Find the lines that hold the word "relative" and return them.
--- BEGIN INPUT ---
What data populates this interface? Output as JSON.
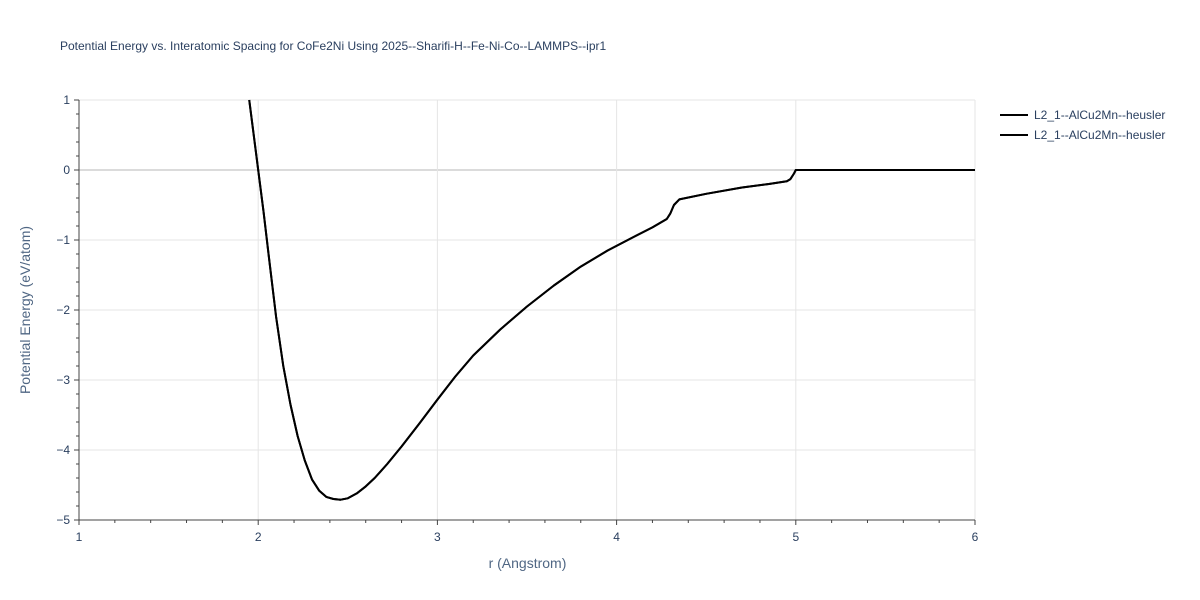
{
  "chart_data": {
    "type": "line",
    "title": "Potential Energy vs. Interatomic Spacing for CoFe2Ni Using 2025--Sharifi-H--Fe-Ni-Co--LAMMPS--ipr1",
    "xlabel": "r (Angstrom)",
    "ylabel": "Potential Energy (eV/atom)",
    "xlim": [
      1,
      6
    ],
    "ylim": [
      -5,
      1
    ],
    "x_ticks": [
      "1",
      "2",
      "3",
      "4",
      "5",
      "6"
    ],
    "y_ticks": [
      "−5",
      "−4",
      "−3",
      "−2",
      "−1",
      "0",
      "1"
    ],
    "grid": true,
    "legend_position": "top-right",
    "series": [
      {
        "name": "L2_1--AlCu2Mn--heusler",
        "color": "#000000",
        "x": [
          1.95,
          1.98,
          2.0,
          2.03,
          2.06,
          2.1,
          2.14,
          2.18,
          2.22,
          2.26,
          2.3,
          2.34,
          2.38,
          2.42,
          2.46,
          2.5,
          2.55,
          2.6,
          2.65,
          2.72,
          2.8,
          2.9,
          3.0,
          3.1,
          3.2,
          3.35,
          3.5,
          3.65,
          3.8,
          3.95,
          4.1,
          4.2,
          4.28,
          4.3,
          4.32,
          4.35,
          4.5,
          4.7,
          4.85,
          4.95,
          4.97,
          4.99,
          5.0,
          5.5,
          6.0
        ],
        "y": [
          1.0,
          0.4,
          0.0,
          -0.6,
          -1.25,
          -2.1,
          -2.8,
          -3.35,
          -3.8,
          -4.15,
          -4.42,
          -4.58,
          -4.67,
          -4.7,
          -4.71,
          -4.69,
          -4.62,
          -4.52,
          -4.4,
          -4.2,
          -3.95,
          -3.62,
          -3.28,
          -2.95,
          -2.65,
          -2.28,
          -1.95,
          -1.65,
          -1.38,
          -1.15,
          -0.95,
          -0.82,
          -0.7,
          -0.62,
          -0.5,
          -0.42,
          -0.34,
          -0.25,
          -0.2,
          -0.16,
          -0.13,
          -0.05,
          0.0,
          0.0,
          0.0
        ]
      },
      {
        "name": "L2_1--AlCu2Mn--heusler",
        "color": "#000000",
        "x": [
          1.95,
          1.98,
          2.0,
          2.03,
          2.06,
          2.1,
          2.14,
          2.18,
          2.22,
          2.26,
          2.3,
          2.34,
          2.38,
          2.42,
          2.46,
          2.5,
          2.55,
          2.6,
          2.65,
          2.72,
          2.8,
          2.9,
          3.0,
          3.1,
          3.2,
          3.35,
          3.5,
          3.65,
          3.8,
          3.95,
          4.1,
          4.2,
          4.28,
          4.3,
          4.32,
          4.35,
          4.5,
          4.7,
          4.85,
          4.95,
          4.97,
          4.99,
          5.0,
          5.5,
          6.0
        ],
        "y": [
          1.0,
          0.4,
          0.0,
          -0.6,
          -1.25,
          -2.1,
          -2.8,
          -3.35,
          -3.8,
          -4.15,
          -4.42,
          -4.58,
          -4.67,
          -4.7,
          -4.71,
          -4.69,
          -4.62,
          -4.52,
          -4.4,
          -4.2,
          -3.95,
          -3.62,
          -3.28,
          -2.95,
          -2.65,
          -2.28,
          -1.95,
          -1.65,
          -1.38,
          -1.15,
          -0.95,
          -0.82,
          -0.7,
          -0.62,
          -0.5,
          -0.42,
          -0.34,
          -0.25,
          -0.2,
          -0.16,
          -0.13,
          -0.05,
          0.0,
          0.0,
          0.0
        ]
      }
    ]
  }
}
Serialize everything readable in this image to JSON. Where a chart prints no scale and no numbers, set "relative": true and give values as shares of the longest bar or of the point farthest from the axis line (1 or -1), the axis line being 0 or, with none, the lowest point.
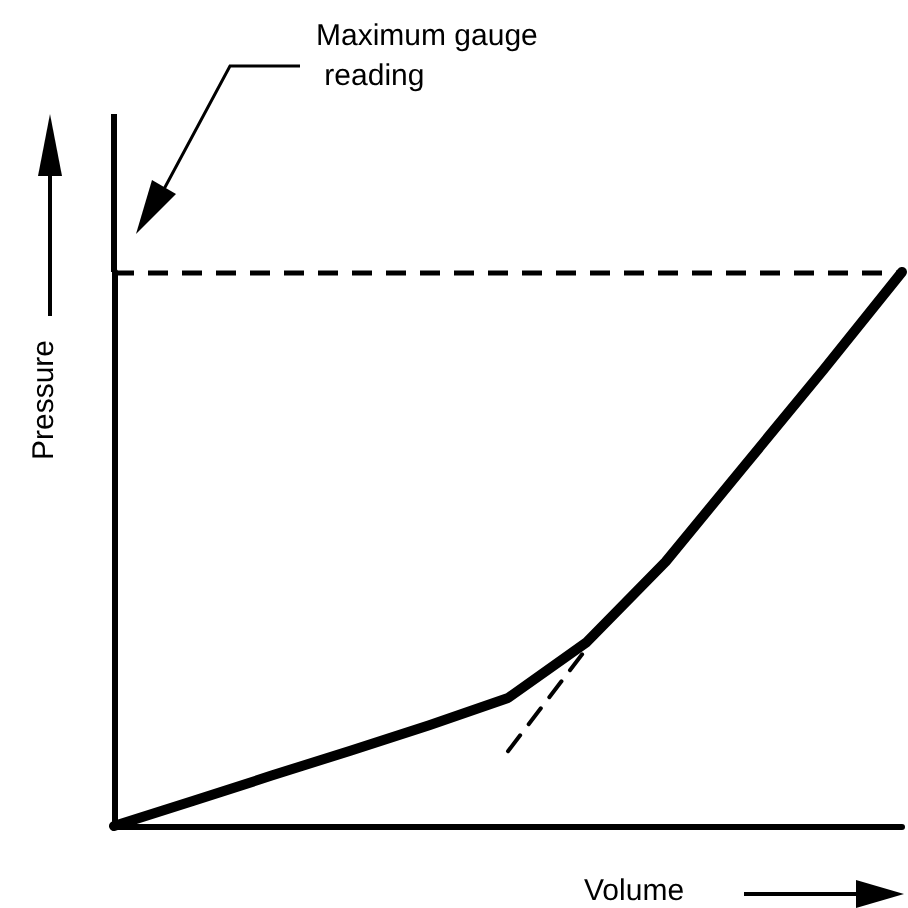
{
  "chart_data": {
    "type": "line",
    "relative": true,
    "xlabel": "Volume",
    "ylabel": "Pressure",
    "categories": [
      null,
      null,
      null,
      null,
      null,
      null,
      null,
      null,
      null,
      null,
      null
    ],
    "series": [
      {
        "color": "#000000",
        "line_style": "solid",
        "values": [
          0,
          0.045,
          0.091,
          0.136,
          0.182,
          0.231,
          0.332,
          0.477,
          0.65,
          0.823,
          1
        ]
      },
      {
        "color": "#000000",
        "line_style": "dashed",
        "values": [
          null,
          null,
          null,
          null,
          null,
          0.135,
          0.321,
          null,
          null,
          null,
          null
        ]
      }
    ],
    "ref_lines": [
      {
        "axis": "y",
        "value": 1,
        "label": "Maximum gauge reading",
        "line_style": "dashed",
        "color": "#000000"
      }
    ],
    "marker": "none",
    "grid": false
  }
}
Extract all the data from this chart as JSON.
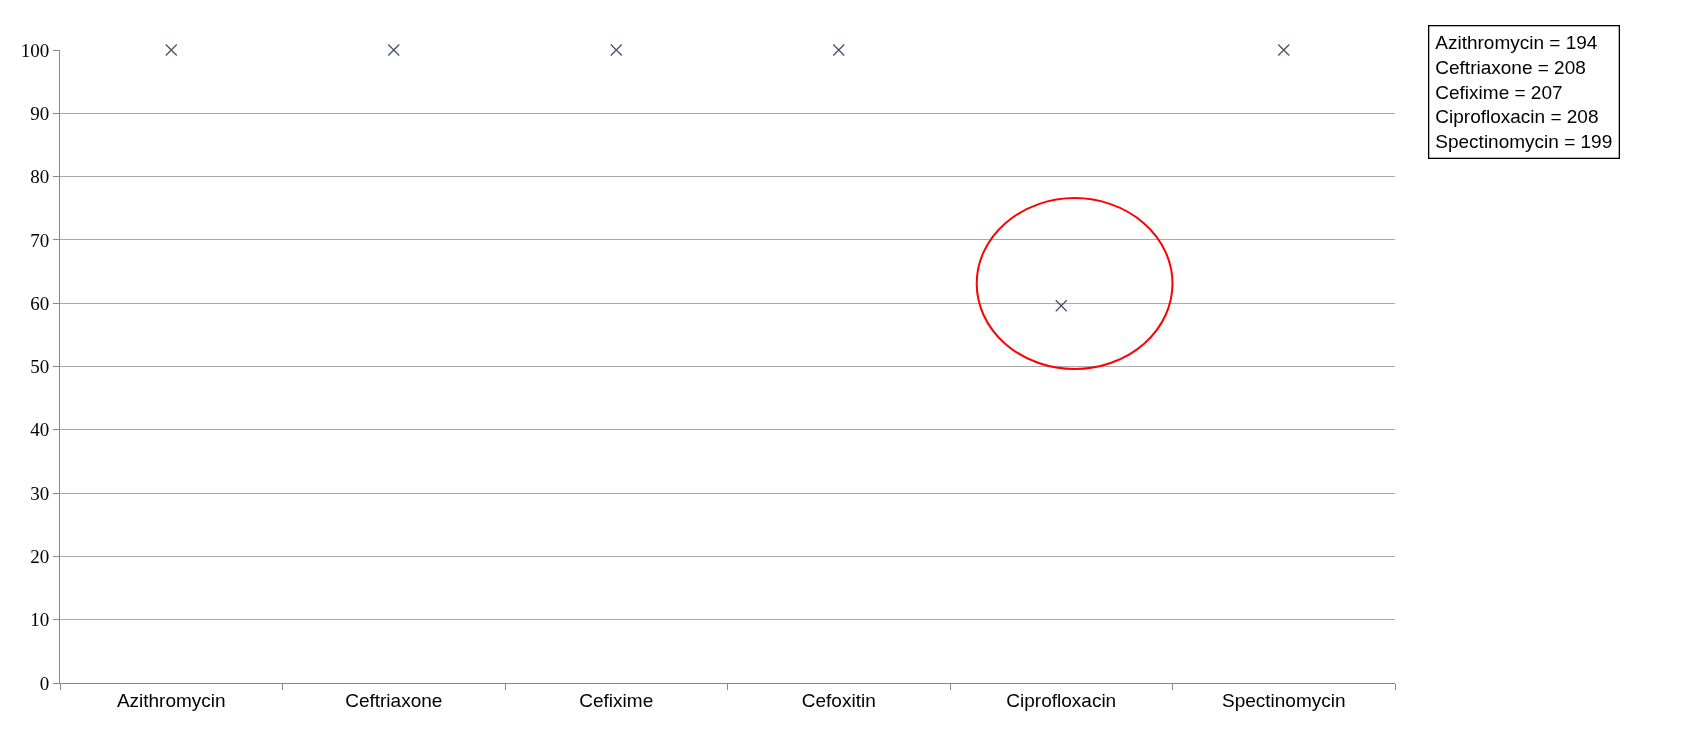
{
  "chart_data": {
    "type": "scatter",
    "categories": [
      "Azithromycin",
      "Ceftriaxone",
      "Cefixime",
      "Cefoxitin",
      "Ciprofloxacin",
      "Spectinomycin"
    ],
    "series": [
      {
        "color": "#44546a",
        "values": [
          100,
          100,
          100,
          100,
          59.6,
          100
        ]
      }
    ],
    "marker": "cross",
    "ylim": [
      0,
      100
    ],
    "yticks": [
      0,
      10,
      20,
      30,
      40,
      50,
      60,
      70,
      80,
      90,
      100
    ],
    "grid": "y",
    "annotations": [
      "Azithromycin = 194",
      "Ceftriaxone = 208",
      "Cefixime = 207",
      "Ciprofloxacin = 208",
      "Spectinomycin = 199"
    ]
  }
}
--- END INPUT ---
■ **ANSWER TO THIS TASK**
Serialize everything readable in this image to JSON. Where a chart prints no scale and no numbers, set "relative": true and give values as shares of the longest bar or of the point farthest from the axis line (1 or -1), the axis line being 0 or, with none, the lowest point.
    "relative": true,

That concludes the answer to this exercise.